(Data listing)
-*-*-

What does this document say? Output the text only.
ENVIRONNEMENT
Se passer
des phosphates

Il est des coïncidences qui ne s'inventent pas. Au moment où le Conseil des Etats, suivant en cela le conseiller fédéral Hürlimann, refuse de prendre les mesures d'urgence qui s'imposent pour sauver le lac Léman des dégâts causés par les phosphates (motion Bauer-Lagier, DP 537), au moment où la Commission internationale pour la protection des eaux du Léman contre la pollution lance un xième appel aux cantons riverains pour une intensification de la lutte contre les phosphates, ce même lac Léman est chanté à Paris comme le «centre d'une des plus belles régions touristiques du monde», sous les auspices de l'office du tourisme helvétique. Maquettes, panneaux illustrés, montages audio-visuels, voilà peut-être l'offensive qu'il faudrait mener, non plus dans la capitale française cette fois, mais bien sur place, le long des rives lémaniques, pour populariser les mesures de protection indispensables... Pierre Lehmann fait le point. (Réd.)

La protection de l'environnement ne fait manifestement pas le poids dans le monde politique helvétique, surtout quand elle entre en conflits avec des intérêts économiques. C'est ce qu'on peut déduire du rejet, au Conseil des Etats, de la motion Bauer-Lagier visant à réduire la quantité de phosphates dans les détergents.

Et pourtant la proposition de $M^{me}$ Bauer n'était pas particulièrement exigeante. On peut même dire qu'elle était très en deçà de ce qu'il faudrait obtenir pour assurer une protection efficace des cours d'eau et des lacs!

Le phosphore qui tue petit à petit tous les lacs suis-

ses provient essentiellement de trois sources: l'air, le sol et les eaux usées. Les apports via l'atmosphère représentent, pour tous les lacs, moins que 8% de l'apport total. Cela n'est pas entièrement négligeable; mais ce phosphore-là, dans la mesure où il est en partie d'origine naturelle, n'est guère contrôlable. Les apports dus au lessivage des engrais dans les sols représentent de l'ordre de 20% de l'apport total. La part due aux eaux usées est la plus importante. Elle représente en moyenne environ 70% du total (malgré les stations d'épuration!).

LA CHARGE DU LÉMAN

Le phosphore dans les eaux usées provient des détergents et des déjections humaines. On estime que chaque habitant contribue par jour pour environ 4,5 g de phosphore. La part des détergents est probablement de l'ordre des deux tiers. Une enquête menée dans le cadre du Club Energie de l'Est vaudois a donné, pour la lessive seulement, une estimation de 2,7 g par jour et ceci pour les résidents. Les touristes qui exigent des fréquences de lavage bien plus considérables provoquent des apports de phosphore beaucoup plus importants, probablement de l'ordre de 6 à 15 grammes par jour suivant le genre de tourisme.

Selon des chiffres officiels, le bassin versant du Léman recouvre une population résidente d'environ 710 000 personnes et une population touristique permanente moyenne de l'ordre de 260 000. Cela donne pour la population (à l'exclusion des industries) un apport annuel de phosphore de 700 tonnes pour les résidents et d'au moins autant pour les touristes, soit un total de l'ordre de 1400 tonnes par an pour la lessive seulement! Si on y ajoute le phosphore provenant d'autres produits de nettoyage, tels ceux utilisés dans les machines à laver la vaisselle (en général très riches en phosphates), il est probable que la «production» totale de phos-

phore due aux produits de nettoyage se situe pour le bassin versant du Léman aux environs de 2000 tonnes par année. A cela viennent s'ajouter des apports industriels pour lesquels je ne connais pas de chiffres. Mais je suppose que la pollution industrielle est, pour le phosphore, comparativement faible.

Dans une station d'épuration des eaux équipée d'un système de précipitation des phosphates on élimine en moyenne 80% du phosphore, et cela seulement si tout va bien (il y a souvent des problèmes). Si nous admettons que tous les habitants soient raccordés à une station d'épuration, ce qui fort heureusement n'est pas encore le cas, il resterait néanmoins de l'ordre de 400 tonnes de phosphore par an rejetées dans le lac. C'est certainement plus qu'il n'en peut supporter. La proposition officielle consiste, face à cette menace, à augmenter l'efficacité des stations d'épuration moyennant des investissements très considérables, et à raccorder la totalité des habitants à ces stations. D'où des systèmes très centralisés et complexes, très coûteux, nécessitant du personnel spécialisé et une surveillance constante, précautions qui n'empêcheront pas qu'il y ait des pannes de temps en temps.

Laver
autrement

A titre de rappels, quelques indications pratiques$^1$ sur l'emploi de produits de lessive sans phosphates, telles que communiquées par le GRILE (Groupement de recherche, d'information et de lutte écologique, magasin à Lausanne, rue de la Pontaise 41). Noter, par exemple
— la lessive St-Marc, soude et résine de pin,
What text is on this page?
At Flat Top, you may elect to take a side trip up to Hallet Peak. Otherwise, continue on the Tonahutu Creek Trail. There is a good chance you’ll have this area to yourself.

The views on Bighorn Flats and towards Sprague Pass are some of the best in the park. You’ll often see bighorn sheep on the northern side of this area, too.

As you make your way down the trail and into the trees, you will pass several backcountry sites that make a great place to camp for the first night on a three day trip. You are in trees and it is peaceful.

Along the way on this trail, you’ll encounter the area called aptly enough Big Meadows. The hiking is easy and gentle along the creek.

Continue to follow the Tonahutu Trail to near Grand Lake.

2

-*-*-

All of the entries must be quoted exactly; please include each one.

RESULT OF THE TASK:
What does this document say? Output the text only.
ENVIRONNEMENT
Se passer
des phosphates

Il est des coïncidences qui ne s'inventent pas. Au moment où le Conseil des Etats, suivant en cela le conseiller fédéral Hürlimann, refuse de prendre les mesures d'urgence qui s'imposent pour sauver le lac Léman des dégâts causés par les phosphates (motion Bauer-Lagier, DP 537), au moment où la Commission internationale pour la protection des eaux du Léman contre la pollution lance un xième appel aux cantons riverains pour une intensification de la lutte contre les phosphates, ce même lac Léman est chanté à Paris comme le «centre d'une des plus belles régions touristiques du monde», sous les auspices de l'office du tourisme helvétique. Maquettes, panneaux illustrés, montages audio-visuels, voilà peut-être l'offensive qu'il faudrait mener, non plus dans la capitale française cette fois, mais bien sur place, le long des rives lémaniques, pour populariser les mesures de protection indispensables... Pierre Lehmann fait le point. (Réd.)

La protection de l'environnement ne fait manifestement pas le poids dans le monde politique helvétique, surtout quand elle entre en conflits avec des intérêts économiques. C'est ce qu'on peut déduire du rejet, au Conseil des Etats, de la motion Bauer-Lagier visant à réduire la quantité de phosphates dans les détergents.

Et pourtant la proposition de $M^{me}$ Bauer n'était pas particulièrement exigeante. On peut même dire qu'elle était très en deçà de ce qu'il faudrait obtenir pour assurer une protection efficace des cours d'eau et des lacs!

Le phosphore qui tue petit à petit tous les lacs suis-

ses provient essentiellement de trois sources: l'air, le sol et les eaux usées. Les apports via l'atmosphère représentent, pour tous les lacs, moins que 8% de l'apport total. Cela n'est pas entièrement négligeable; mais ce phosphore-là, dans la mesure où il est en partie d'origine naturelle, n'est guère contrôlable. Les apports dus au lessivage des engrais dans les sols représentent de l'ordre de 20% de l'apport total. La part due aux eaux usées est la plus importante. Elle représente en moyenne environ 70% du total (malgré les stations d'épuration!).

LA CHARGE DU LÉMAN

Le phosphore dans les eaux usées provient des détergents et des déjections humaines. On estime que chaque habitant contribue par jour pour environ 4,5 g de phosphore. La part des détergents est probablement de l'ordre des deux tiers. Une enquête menée dans le cadre du Club Energie de l'Est vaudois a donné, pour la lessive seulement, une estimation de 2,7 g par jour et ceci pour les résidents. Les touristes qui exigent des fréquences de lavage bien plus considérables provoquent des apports de phosphore beaucoup plus importants, probablement de l'ordre de 6 à 15 grammes par jour suivant le genre de tourisme.

Selon des chiffres officiels, le bassin versant du Léman recouvre une population résidente d'environ 710 000 personnes et une population touristique permanente moyenne de l'ordre de 260 000. Cela donne pour la population (à l'exclusion des industries) un apport annuel de phosphore de 700 tonnes pour les résidents et d'au moins autant pour les touristes, soit un total de l'ordre de 1400 tonnes par an pour la lessive seulement! Si on y ajoute le phosphore provenant d'autres produits de nettoyage, tels ceux utilisés dans les machines à laver la vaisselle (en général très riches en phosphates), il est probable que la «production» totale de phos-

phore due aux produits de nettoyage se situe pour le bassin versant du Léman aux environs de 2000 tonnes par année. A cela viennent s'ajouter des apports industriels pour lesquels je ne connais pas de chiffres. Mais je suppose que la pollution industrielle est, pour le phosphore, comparativement faible.

Dans une station d'épuration des eaux équipée d'un système de précipitation des phosphates on élimine en moyenne 80% du phosphore, et cela seulement si tout va bien (il y a souvent des problèmes). Si nous admettons que tous les habitants soient raccordés à une station d'épuration, ce qui fort heureusement n'est pas encore le cas, il resterait néanmoins de l'ordre de 400 tonnes de phosphore par an rejetées dans le lac. C'est certainement plus qu'il n'en peut supporter. La proposition officielle consiste, face à cette menace, à augmenter l'efficacité des stations d'épuration moyennant des investissements très considérables, et à raccorder la totalité des habitants à ces stations. D'où des systèmes très centralisés et complexes, très coûteux, nécessitant du personnel spécialisé et une surveillance constante, précautions qui n'empêcheront pas qu'il y ait des pannes de temps en temps.

Laver
autrement

A titre de rappels, quelques indications pratiques$^1$ sur l'emploi de produits de lessive sans phosphates, telles que communiquées par le GRILE (Groupement de recherche, d'information et de lutte écologique, magasin à Lausanne, rue de la Pontaise 41). Noter, par exemple
— la lessive St-Marc, soude et résine de pin,
What text is on this page?
At Flat Top, you may elect to take a side trip up to Hallet Peak. Otherwise, continue on the Tonahutu Creek Trail. There is a good chance you’ll have this area to yourself.

The views on Bighorn Flats and towards Sprague Pass are some of the best in the park. You’ll often see bighorn sheep on the northern side of this area, too.

As you make your way down the trail and into the trees, you will pass several backcountry sites that make a great place to camp for the first night on a three day trip. You are in trees and it is peaceful.

Along the way on this trail, you’ll encounter the area called aptly enough Big Meadows. The hiking is easy and gentle along the creek.

Continue to follow the Tonahutu Trail to near Grand Lake.

2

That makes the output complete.